-- Passage for review follows --

Five dancers in a line on the right facing five musicians to the left; several bells hang at various lengths above the dancers while subtle smoke and lights begin to warm the McGuire Theater at the Walker Art Center. I like the lines, the minimalism. I like the small cast, the parity, the program notes that promise “feverish urgency” and “the inverted.” A teenage female mystic poet. I might like this show more than any other Ragamala Dance performance I’ve ever seen over the past 20 years.

-- Passage for review concluded --
-- Dataset entries follows --

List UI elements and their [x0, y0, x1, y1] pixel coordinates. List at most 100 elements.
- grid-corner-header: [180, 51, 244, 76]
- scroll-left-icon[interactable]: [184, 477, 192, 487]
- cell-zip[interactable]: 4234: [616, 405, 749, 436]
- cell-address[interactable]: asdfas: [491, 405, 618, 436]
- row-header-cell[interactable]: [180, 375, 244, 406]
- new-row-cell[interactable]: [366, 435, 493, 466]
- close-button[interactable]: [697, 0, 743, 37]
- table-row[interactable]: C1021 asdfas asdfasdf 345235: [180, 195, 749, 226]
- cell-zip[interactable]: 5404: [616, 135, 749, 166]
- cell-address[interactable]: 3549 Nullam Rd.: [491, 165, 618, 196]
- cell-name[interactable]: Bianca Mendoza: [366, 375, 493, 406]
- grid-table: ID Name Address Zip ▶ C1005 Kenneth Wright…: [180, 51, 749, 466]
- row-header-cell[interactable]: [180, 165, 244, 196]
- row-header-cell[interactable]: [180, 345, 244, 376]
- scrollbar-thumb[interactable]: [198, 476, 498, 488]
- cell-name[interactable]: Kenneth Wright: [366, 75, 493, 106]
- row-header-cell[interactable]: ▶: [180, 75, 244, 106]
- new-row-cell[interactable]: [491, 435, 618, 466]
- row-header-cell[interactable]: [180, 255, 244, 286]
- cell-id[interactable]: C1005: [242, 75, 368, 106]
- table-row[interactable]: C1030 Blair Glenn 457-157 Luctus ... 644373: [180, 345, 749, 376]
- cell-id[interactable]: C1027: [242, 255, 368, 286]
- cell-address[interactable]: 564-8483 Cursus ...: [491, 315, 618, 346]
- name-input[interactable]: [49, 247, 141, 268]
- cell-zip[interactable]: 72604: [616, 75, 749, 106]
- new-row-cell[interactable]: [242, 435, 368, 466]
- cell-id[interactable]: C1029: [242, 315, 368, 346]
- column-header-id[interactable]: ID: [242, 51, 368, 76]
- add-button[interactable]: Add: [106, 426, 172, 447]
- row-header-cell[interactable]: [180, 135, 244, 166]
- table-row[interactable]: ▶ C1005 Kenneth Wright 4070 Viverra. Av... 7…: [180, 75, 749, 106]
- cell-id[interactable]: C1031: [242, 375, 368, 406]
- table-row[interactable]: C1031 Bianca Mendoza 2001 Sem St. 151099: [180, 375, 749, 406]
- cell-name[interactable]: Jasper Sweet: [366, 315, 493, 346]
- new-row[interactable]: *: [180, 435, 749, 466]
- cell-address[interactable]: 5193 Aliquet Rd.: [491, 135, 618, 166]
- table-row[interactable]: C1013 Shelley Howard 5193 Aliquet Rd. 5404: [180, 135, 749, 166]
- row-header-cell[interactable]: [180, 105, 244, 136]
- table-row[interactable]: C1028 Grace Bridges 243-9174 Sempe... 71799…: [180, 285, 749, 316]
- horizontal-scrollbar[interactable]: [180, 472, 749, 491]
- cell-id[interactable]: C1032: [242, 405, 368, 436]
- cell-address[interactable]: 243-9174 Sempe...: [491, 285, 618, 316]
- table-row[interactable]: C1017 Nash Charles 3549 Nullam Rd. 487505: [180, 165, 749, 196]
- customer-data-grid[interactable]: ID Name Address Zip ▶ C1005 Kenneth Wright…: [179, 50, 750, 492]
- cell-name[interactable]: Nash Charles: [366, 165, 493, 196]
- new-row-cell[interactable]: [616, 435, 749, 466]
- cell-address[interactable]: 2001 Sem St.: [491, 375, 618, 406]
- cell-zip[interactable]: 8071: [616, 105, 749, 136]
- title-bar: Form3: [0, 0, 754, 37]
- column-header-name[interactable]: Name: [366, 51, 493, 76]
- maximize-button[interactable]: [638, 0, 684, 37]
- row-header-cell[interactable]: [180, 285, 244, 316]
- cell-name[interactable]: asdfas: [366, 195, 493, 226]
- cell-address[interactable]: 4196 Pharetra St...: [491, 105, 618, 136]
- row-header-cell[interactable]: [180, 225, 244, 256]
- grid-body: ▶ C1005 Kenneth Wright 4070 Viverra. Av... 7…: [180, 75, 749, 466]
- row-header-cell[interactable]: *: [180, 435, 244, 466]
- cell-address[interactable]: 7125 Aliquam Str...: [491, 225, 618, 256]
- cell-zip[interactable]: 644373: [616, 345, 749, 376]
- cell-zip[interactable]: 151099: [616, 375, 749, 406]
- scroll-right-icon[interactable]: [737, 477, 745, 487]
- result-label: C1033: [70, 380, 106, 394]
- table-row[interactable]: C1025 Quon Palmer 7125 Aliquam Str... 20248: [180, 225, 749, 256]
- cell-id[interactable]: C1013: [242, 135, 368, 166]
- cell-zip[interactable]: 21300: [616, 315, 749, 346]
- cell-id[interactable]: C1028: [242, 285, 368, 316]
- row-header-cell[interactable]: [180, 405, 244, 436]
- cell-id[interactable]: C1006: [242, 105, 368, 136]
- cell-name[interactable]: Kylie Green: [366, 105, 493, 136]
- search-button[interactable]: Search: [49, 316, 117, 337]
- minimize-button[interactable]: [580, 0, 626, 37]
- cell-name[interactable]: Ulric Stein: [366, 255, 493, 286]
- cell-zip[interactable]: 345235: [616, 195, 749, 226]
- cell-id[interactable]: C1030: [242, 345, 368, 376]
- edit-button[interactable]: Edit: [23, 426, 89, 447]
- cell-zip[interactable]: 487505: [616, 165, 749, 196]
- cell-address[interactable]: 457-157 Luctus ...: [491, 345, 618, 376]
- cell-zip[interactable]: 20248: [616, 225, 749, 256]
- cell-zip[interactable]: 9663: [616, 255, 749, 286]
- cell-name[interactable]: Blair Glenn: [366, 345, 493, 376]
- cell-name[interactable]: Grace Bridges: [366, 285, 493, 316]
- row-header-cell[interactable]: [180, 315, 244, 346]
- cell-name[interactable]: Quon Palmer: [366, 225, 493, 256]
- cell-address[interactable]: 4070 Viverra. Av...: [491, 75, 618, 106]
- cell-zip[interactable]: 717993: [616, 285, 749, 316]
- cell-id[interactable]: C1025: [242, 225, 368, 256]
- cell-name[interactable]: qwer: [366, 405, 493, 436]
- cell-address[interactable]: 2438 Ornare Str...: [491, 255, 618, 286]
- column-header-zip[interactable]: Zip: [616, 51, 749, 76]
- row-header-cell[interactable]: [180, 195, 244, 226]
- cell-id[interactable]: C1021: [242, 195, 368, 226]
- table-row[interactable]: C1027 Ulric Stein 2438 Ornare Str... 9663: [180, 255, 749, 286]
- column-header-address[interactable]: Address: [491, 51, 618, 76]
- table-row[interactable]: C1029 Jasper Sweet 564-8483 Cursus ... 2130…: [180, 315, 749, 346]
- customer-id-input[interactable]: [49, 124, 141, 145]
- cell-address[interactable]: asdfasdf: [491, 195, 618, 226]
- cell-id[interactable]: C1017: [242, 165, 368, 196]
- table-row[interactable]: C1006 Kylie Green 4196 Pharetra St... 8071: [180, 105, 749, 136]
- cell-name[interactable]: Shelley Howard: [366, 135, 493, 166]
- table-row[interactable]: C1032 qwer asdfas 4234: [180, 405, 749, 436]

-- Dataset entries concluded --

→ Exercise aim:
Quote the dance review word for word, beginning at the words "Five dancers in" and stopping after "past 20 years.".

→ Result of this exercise:
Five dancers in a line on the right facing five musicians to the left; several bells hang at various lengths above the dancers while subtle smoke and lights begin to warm the McGuire Theater at the Walker Art Center. I like the lines, the minimalism. I like the small cast, the parity, the program notes that promise “feverish urgency” and “the inverted.” A teenage female mystic poet. I might like this show more than any other Ragamala Dance performance I’ve ever seen over the past 20 years.